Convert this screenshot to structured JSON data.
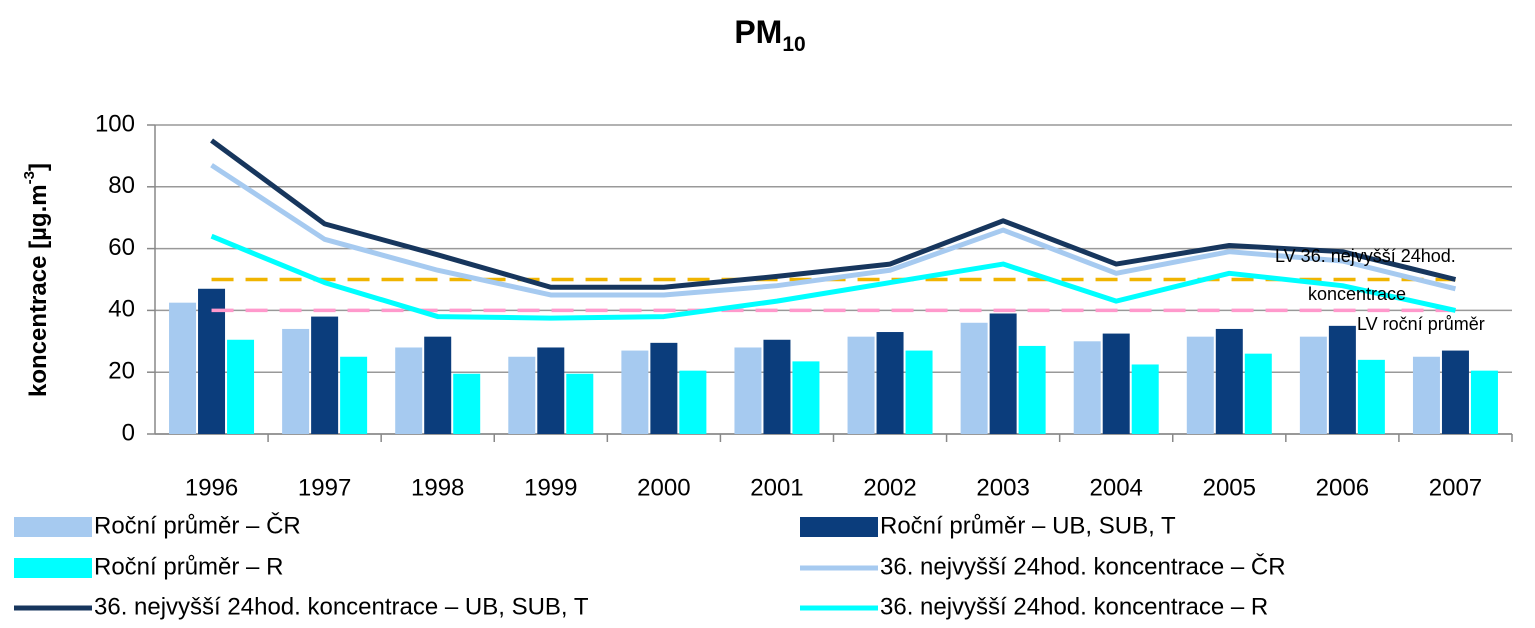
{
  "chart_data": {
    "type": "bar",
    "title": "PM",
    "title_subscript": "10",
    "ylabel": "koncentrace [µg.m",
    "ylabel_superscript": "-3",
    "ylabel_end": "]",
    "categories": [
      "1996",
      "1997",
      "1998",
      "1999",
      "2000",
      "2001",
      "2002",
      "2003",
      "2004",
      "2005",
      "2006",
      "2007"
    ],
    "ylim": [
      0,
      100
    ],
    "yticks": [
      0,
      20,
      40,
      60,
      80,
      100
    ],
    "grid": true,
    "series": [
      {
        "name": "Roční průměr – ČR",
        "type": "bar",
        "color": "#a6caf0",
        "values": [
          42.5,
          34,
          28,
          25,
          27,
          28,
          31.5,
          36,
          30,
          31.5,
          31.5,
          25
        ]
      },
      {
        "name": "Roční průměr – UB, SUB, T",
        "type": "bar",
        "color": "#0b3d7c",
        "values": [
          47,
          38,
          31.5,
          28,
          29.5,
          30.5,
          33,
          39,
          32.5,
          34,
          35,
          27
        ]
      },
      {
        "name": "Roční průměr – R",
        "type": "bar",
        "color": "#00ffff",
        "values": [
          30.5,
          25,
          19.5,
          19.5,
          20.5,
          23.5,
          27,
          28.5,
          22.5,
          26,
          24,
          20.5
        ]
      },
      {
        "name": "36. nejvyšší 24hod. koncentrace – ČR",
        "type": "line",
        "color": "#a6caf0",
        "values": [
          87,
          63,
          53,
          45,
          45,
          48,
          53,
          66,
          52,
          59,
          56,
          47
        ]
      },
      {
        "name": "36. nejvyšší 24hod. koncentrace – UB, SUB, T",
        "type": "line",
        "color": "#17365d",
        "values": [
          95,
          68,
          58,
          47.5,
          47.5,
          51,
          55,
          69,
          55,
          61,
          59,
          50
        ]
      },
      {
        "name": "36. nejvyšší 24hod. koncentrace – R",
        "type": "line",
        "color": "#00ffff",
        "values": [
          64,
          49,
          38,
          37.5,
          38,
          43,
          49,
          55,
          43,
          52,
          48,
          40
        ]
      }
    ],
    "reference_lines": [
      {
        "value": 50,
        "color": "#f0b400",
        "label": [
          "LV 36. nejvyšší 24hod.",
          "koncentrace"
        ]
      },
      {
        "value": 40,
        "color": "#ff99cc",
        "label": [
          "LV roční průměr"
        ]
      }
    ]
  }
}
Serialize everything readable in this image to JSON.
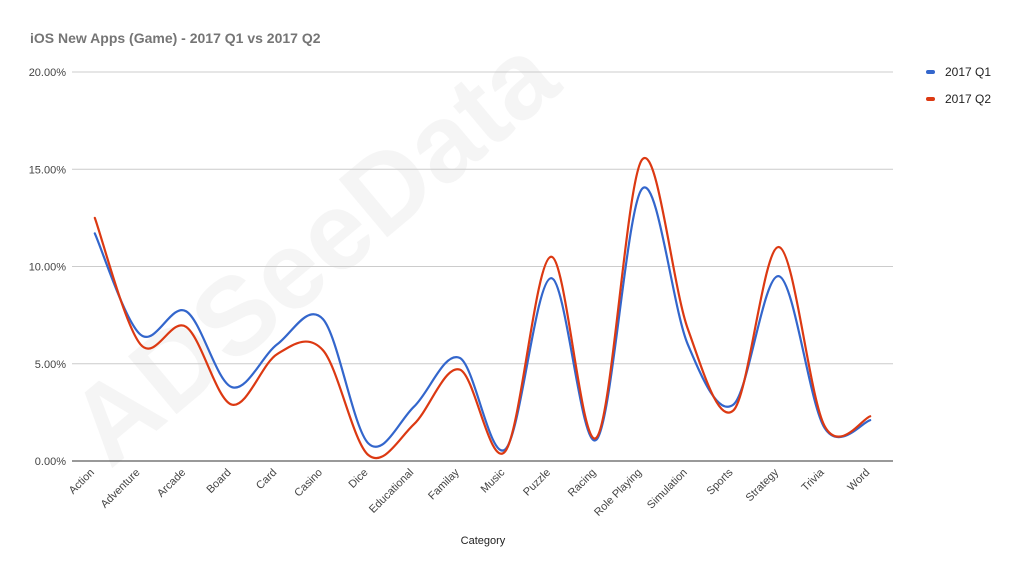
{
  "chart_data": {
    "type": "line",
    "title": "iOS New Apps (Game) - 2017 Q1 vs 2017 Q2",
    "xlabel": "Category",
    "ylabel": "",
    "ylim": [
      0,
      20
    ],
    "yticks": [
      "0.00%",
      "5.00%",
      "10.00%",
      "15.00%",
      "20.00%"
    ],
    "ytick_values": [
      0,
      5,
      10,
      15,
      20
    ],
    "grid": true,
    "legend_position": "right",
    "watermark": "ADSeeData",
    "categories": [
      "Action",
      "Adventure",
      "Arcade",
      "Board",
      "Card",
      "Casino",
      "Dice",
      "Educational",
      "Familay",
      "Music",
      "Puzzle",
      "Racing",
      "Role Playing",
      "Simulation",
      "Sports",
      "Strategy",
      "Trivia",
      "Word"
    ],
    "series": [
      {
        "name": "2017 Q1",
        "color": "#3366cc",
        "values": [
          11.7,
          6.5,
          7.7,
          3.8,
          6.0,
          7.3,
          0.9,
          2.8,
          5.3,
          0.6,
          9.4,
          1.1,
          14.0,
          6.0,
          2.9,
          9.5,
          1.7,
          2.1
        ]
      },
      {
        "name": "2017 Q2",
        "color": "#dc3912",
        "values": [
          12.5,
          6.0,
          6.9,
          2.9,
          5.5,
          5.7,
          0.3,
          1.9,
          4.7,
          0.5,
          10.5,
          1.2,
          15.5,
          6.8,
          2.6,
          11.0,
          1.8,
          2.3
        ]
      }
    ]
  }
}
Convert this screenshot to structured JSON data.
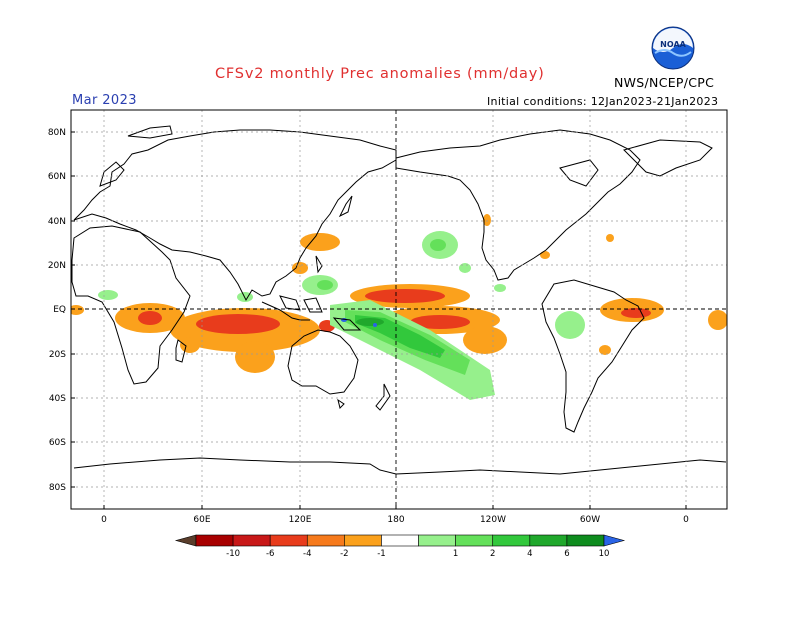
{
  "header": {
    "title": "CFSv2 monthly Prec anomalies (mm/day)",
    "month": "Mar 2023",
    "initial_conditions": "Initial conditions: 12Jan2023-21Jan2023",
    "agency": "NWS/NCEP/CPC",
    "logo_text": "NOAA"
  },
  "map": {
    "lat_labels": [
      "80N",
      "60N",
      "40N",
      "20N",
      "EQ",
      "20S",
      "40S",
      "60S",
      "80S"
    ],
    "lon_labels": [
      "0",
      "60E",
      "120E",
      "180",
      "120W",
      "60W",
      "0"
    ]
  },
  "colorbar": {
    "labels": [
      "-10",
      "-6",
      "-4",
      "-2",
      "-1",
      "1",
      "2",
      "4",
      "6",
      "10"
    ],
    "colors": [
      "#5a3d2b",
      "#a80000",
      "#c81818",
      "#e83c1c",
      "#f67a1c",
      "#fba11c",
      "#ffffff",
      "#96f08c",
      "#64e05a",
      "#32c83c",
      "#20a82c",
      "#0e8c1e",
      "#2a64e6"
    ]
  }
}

• • • • •

• [Set exercise]: Leave out the pictures and copy every record above exactly.

• [Response]:
Convert this screenshot to structured JSON data.
{
  "chart_data": {
    "type": "bar",
    "title": "PM",
    "title_subscript": "10",
    "ylabel": "koncentrace [µg.m",
    "ylabel_superscript": "-3",
    "ylabel_end": "]",
    "categories": [
      "1996",
      "1997",
      "1998",
      "1999",
      "2000",
      "2001",
      "2002",
      "2003",
      "2004",
      "2005",
      "2006",
      "2007"
    ],
    "ylim": [
      0,
      100
    ],
    "yticks": [
      0,
      20,
      40,
      60,
      80,
      100
    ],
    "grid": true,
    "series": [
      {
        "name": "Roční průměr – ČR",
        "type": "bar",
        "color": "#a6caf0",
        "values": [
          42.5,
          34,
          28,
          25,
          27,
          28,
          31.5,
          36,
          30,
          31.5,
          31.5,
          25
        ]
      },
      {
        "name": "Roční průměr – UB, SUB, T",
        "type": "bar",
        "color": "#0b3d7c",
        "values": [
          47,
          38,
          31.5,
          28,
          29.5,
          30.5,
          33,
          39,
          32.5,
          34,
          35,
          27
        ]
      },
      {
        "name": "Roční průměr – R",
        "type": "bar",
        "color": "#00ffff",
        "values": [
          30.5,
          25,
          19.5,
          19.5,
          20.5,
          23.5,
          27,
          28.5,
          22.5,
          26,
          24,
          20.5
        ]
      },
      {
        "name": "36. nejvyšší 24hod. koncentrace – ČR",
        "type": "line",
        "color": "#a6caf0",
        "values": [
          87,
          63,
          53,
          45,
          45,
          48,
          53,
          66,
          52,
          59,
          56,
          47
        ]
      },
      {
        "name": "36. nejvyšší 24hod. koncentrace – UB, SUB, T",
        "type": "line",
        "color": "#17365d",
        "values": [
          95,
          68,
          58,
          47.5,
          47.5,
          51,
          55,
          69,
          55,
          61,
          59,
          50
        ]
      },
      {
        "name": "36. nejvyšší 24hod. koncentrace – R",
        "type": "line",
        "color": "#00ffff",
        "values": [
          64,
          49,
          38,
          37.5,
          38,
          43,
          49,
          55,
          43,
          52,
          48,
          40
        ]
      }
    ],
    "reference_lines": [
      {
        "value": 50,
        "color": "#f0b400",
        "label": [
          "LV 36. nejvyšší 24hod.",
          "koncentrace"
        ]
      },
      {
        "value": 40,
        "color": "#ff99cc",
        "label": [
          "LV roční průměr"
        ]
      }
    ]
  }
}
Serialize everything readable in this image to JSON.
{
  "chart_data": {
    "type": "line",
    "title": "iOS New Apps (Game) - 2017 Q1 vs 2017 Q2",
    "xlabel": "Category",
    "ylabel": "",
    "ylim": [
      0,
      20
    ],
    "yticks": [
      "0.00%",
      "5.00%",
      "10.00%",
      "15.00%",
      "20.00%"
    ],
    "ytick_values": [
      0,
      5,
      10,
      15,
      20
    ],
    "grid": true,
    "legend_position": "right",
    "watermark": "ADSeeData",
    "categories": [
      "Action",
      "Adventure",
      "Arcade",
      "Board",
      "Card",
      "Casino",
      "Dice",
      "Educational",
      "Familay",
      "Music",
      "Puzzle",
      "Racing",
      "Role Playing",
      "Simulation",
      "Sports",
      "Strategy",
      "Trivia",
      "Word"
    ],
    "series": [
      {
        "name": "2017 Q1",
        "color": "#3366cc",
        "values": [
          11.7,
          6.5,
          7.7,
          3.8,
          6.0,
          7.3,
          0.9,
          2.8,
          5.3,
          0.6,
          9.4,
          1.1,
          14.0,
          6.0,
          2.9,
          9.5,
          1.7,
          2.1
        ]
      },
      {
        "name": "2017 Q2",
        "color": "#dc3912",
        "values": [
          12.5,
          6.0,
          6.9,
          2.9,
          5.5,
          5.7,
          0.3,
          1.9,
          4.7,
          0.5,
          10.5,
          1.2,
          15.5,
          6.8,
          2.6,
          11.0,
          1.8,
          2.3
        ]
      }
    ]
  }
}
Convert this screenshot to structured JSON data.
{
  "header": {
    "title": "CFSv2 monthly Prec anomalies (mm/day)",
    "month": "Mar 2023",
    "initial_conditions": "Initial conditions: 12Jan2023-21Jan2023",
    "agency": "NWS/NCEP/CPC",
    "logo_text": "NOAA"
  },
  "map": {
    "lat_labels": [
      "80N",
      "60N",
      "40N",
      "20N",
      "EQ",
      "20S",
      "40S",
      "60S",
      "80S"
    ],
    "lon_labels": [
      "0",
      "60E",
      "120E",
      "180",
      "120W",
      "60W",
      "0"
    ]
  },
  "colorbar": {
    "labels": [
      "-10",
      "-6",
      "-4",
      "-2",
      "-1",
      "1",
      "2",
      "4",
      "6",
      "10"
    ],
    "colors": [
      "#5a3d2b",
      "#a80000",
      "#c81818",
      "#e83c1c",
      "#f67a1c",
      "#fba11c",
      "#ffffff",
      "#96f08c",
      "#64e05a",
      "#32c83c",
      "#20a82c",
      "#0e8c1e",
      "#2a64e6"
    ]
  }
}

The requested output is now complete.